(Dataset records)
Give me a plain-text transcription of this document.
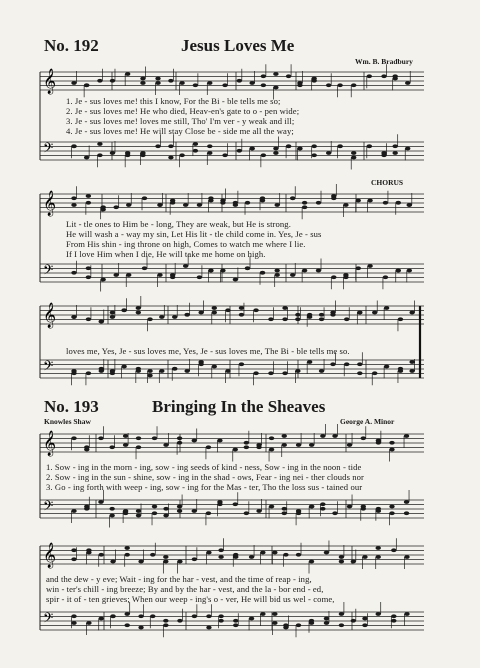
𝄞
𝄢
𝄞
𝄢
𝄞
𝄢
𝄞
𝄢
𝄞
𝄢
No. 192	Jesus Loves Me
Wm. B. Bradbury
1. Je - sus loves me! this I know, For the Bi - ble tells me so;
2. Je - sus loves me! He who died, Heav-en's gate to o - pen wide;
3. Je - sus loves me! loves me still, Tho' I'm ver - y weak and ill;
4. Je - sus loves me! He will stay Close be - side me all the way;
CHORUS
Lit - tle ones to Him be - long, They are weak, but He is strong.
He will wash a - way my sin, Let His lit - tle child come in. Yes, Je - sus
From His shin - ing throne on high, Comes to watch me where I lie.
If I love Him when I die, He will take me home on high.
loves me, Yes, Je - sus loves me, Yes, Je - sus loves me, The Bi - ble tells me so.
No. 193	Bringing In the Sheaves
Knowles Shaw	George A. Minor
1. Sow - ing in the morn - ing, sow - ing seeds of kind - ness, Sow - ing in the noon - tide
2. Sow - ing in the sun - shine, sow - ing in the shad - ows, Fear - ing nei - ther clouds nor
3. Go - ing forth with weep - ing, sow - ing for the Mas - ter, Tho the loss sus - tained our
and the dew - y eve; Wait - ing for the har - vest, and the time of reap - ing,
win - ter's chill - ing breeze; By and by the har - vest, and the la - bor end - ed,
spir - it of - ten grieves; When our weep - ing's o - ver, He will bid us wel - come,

→ WRITTEN EXERCISE: Where a line in the material above holds "weep", copy that line.

→ TASK ANSWER:
3. Go - ing forth with weep - ing, sow - ing for the Mas - ter, Tho the loss sus - tained our
spir - it of - ten grieves; When our weep - ing's o - ver, He will bid us wel - come,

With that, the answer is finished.